■ MATERIAL FOR THE TASK ■
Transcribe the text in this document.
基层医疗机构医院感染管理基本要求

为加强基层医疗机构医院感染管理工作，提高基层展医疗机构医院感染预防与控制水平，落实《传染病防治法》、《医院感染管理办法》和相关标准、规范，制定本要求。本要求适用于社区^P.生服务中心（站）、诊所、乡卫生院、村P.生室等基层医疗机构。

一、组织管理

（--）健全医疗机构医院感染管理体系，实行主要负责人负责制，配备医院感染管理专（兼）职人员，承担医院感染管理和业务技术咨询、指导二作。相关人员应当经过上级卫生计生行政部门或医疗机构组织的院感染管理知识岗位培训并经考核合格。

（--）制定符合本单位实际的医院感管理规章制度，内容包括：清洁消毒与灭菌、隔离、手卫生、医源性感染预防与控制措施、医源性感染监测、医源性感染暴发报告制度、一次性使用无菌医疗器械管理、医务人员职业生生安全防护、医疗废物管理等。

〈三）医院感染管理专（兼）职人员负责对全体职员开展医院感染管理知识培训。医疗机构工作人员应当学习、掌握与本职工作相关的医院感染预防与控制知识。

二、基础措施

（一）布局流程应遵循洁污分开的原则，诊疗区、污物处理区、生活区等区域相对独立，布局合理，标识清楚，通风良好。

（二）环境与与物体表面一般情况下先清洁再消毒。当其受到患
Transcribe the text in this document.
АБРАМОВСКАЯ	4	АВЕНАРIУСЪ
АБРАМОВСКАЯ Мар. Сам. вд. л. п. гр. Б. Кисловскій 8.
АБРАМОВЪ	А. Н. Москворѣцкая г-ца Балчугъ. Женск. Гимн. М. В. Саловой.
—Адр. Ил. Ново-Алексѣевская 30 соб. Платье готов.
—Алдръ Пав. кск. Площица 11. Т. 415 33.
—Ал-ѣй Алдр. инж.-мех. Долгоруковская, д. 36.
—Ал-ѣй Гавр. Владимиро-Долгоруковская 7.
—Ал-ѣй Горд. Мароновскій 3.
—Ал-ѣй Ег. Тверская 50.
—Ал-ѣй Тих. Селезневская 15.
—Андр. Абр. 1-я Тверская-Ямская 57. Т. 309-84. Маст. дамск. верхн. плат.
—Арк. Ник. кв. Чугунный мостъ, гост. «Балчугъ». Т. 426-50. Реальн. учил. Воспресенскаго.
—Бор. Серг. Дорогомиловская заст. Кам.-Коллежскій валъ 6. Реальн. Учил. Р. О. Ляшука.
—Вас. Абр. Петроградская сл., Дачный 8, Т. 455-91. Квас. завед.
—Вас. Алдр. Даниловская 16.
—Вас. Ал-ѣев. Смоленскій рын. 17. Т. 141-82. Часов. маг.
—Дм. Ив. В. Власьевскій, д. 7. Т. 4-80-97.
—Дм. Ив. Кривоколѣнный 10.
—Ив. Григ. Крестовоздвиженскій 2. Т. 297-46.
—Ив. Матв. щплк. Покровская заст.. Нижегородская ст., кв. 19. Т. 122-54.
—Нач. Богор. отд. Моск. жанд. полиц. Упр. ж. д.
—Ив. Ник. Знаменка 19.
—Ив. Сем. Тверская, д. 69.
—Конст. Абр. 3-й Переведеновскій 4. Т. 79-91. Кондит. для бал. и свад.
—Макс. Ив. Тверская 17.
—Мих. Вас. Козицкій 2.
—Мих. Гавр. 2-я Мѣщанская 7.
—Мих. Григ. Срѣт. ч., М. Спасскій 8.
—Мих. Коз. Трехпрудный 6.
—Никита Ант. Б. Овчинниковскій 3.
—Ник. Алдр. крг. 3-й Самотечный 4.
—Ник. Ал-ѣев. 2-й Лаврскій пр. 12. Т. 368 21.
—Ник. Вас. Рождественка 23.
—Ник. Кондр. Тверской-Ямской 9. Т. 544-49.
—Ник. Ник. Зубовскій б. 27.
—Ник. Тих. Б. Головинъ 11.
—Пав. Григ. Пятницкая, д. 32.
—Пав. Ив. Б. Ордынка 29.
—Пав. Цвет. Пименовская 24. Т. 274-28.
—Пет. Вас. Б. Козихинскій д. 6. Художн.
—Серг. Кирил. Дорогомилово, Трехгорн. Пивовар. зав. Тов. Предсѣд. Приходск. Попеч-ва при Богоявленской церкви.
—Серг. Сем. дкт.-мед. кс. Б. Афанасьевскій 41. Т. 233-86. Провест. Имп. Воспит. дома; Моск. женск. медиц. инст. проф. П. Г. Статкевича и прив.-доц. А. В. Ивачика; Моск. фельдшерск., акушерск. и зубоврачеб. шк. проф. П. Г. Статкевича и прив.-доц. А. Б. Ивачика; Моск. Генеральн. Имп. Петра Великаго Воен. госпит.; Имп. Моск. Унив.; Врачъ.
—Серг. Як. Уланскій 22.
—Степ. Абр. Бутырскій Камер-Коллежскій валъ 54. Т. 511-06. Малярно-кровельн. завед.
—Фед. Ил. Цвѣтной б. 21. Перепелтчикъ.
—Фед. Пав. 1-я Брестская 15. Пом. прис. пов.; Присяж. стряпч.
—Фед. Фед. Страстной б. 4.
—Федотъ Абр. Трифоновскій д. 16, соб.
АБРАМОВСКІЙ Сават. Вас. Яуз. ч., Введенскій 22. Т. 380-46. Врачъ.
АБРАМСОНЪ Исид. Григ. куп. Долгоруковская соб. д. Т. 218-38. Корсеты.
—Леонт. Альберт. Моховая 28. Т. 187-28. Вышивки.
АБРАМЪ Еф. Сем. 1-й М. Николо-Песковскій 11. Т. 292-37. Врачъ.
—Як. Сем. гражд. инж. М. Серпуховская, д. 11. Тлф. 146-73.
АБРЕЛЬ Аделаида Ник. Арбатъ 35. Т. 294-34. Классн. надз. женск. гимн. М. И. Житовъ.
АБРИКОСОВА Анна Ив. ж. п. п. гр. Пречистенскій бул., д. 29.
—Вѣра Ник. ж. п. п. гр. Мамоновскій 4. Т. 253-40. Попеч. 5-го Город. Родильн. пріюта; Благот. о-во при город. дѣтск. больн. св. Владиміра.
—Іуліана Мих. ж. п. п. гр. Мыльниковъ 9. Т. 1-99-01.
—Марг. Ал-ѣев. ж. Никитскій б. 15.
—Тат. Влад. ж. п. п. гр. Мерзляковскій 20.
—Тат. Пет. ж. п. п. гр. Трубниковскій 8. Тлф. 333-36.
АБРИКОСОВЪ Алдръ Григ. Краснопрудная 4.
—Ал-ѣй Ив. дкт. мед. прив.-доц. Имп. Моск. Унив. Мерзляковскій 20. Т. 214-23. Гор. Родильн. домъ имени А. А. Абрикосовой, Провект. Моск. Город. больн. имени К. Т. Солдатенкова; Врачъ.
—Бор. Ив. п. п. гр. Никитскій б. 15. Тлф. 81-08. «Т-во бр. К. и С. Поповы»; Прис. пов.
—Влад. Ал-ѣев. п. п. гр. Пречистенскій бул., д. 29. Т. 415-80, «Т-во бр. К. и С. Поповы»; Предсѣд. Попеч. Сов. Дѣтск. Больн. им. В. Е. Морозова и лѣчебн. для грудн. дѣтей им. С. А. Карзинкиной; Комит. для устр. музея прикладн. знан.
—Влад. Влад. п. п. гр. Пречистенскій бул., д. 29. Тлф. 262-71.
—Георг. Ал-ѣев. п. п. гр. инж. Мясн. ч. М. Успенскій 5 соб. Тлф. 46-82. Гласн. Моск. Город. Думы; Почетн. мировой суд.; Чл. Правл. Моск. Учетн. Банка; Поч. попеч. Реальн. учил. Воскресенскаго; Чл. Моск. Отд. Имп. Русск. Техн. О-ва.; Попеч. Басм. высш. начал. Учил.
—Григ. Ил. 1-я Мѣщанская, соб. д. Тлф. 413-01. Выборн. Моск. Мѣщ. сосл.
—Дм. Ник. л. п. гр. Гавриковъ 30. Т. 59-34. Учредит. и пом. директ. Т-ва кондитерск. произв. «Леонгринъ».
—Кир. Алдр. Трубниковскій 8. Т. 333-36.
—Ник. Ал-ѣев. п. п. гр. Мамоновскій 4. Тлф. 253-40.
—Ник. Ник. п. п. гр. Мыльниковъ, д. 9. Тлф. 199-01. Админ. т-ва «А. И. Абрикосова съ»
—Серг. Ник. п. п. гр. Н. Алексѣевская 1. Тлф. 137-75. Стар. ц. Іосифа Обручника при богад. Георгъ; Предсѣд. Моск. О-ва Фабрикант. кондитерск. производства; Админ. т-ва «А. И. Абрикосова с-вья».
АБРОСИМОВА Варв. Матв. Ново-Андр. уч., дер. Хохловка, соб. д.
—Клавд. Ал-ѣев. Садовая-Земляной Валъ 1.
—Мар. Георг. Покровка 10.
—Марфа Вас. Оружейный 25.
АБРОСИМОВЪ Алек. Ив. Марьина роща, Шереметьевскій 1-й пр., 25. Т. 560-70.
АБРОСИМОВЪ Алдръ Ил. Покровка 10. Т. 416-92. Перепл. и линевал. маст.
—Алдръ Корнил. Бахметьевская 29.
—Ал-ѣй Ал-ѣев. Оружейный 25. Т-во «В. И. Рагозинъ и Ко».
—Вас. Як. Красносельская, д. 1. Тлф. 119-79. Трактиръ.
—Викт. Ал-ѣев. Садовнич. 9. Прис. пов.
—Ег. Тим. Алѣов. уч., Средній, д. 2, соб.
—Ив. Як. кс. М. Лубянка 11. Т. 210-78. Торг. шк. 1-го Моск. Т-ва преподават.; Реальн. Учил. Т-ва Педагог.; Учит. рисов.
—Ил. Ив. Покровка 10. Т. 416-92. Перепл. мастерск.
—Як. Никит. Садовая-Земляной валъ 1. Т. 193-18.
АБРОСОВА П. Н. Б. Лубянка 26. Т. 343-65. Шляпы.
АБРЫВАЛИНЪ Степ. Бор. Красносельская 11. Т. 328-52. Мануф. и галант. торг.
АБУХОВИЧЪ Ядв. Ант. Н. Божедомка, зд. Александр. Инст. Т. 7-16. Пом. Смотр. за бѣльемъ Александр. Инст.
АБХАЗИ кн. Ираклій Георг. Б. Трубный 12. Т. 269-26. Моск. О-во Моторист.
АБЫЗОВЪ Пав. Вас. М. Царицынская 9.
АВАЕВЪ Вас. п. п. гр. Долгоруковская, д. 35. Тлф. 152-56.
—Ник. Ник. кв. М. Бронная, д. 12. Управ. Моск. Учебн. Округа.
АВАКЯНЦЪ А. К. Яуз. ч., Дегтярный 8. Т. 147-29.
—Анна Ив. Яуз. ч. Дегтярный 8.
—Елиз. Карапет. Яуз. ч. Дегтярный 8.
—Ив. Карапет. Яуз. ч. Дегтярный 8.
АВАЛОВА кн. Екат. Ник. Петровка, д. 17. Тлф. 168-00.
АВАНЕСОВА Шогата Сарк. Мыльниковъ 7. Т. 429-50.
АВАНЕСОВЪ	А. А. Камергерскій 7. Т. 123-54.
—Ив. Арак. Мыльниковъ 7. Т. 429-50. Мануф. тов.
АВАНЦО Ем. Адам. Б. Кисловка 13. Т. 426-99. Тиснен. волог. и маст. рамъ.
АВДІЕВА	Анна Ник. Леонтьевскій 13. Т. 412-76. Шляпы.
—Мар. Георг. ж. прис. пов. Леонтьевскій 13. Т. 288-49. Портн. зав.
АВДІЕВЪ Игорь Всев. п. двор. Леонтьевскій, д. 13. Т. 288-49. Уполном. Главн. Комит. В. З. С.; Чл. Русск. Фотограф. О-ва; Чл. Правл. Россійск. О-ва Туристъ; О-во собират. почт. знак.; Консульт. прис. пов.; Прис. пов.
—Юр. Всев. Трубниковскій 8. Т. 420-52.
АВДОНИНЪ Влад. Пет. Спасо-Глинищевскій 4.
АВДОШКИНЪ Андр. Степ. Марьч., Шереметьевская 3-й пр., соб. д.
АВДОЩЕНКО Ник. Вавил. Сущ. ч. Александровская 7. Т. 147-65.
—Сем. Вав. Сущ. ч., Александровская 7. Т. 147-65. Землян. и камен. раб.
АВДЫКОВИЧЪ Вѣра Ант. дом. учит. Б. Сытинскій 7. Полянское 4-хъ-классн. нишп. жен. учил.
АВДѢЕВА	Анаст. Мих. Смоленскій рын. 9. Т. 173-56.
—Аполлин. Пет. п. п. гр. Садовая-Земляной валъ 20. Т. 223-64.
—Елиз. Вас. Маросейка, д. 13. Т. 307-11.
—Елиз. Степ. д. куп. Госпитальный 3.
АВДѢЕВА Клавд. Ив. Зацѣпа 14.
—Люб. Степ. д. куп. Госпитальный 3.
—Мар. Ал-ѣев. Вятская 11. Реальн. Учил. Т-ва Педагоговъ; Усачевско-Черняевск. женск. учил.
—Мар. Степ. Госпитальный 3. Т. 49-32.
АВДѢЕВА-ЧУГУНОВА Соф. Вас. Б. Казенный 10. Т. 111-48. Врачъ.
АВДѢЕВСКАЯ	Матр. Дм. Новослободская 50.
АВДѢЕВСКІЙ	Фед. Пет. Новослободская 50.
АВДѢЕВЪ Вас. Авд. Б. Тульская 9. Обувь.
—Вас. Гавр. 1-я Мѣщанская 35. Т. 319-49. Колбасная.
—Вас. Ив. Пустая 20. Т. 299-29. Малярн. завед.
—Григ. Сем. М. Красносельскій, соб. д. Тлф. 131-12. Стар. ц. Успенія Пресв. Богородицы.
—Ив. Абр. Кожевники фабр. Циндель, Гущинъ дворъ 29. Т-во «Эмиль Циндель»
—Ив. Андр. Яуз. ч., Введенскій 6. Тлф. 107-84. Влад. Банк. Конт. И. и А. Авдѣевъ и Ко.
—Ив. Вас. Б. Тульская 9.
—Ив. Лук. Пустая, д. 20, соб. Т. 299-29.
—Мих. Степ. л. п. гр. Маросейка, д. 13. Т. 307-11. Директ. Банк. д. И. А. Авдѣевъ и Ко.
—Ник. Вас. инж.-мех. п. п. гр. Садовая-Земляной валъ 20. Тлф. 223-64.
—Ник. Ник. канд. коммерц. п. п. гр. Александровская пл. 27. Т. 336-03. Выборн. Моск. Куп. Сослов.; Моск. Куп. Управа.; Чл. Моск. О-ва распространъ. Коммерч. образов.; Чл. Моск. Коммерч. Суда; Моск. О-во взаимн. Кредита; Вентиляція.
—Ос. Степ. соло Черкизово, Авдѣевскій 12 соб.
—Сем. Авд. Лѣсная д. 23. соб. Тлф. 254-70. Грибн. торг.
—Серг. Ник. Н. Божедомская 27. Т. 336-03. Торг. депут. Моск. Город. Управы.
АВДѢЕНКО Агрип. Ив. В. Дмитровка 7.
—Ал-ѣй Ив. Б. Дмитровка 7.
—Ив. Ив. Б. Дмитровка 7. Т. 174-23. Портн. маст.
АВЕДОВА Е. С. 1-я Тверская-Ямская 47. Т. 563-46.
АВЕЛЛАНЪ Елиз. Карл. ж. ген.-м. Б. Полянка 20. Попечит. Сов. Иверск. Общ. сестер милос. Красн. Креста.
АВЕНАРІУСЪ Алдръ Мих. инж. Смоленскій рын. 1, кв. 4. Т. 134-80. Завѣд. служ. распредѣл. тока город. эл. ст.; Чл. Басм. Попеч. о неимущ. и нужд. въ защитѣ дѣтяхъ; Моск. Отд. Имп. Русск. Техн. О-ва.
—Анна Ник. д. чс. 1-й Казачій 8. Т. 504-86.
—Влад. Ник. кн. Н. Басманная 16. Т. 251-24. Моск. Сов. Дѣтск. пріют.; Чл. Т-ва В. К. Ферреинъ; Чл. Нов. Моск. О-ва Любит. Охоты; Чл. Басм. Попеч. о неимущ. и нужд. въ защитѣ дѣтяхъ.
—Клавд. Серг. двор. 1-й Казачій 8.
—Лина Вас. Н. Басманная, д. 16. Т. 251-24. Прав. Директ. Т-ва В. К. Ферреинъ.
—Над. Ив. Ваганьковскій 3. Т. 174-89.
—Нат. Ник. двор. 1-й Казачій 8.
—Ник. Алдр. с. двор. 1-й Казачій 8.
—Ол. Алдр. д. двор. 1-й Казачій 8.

■ INSTRUCTION ■
Read the data above and pull out each line that holds the string "Матв".

■ THE REPLY ■
—Ив. Матв. щплк. Покровская заст.. Нижегородская ст., кв. 19. Т. 122-54.
АБРОСИМОВА Варв. Матв. Ново-Андр. уч., дер. Хохловка, соб. д.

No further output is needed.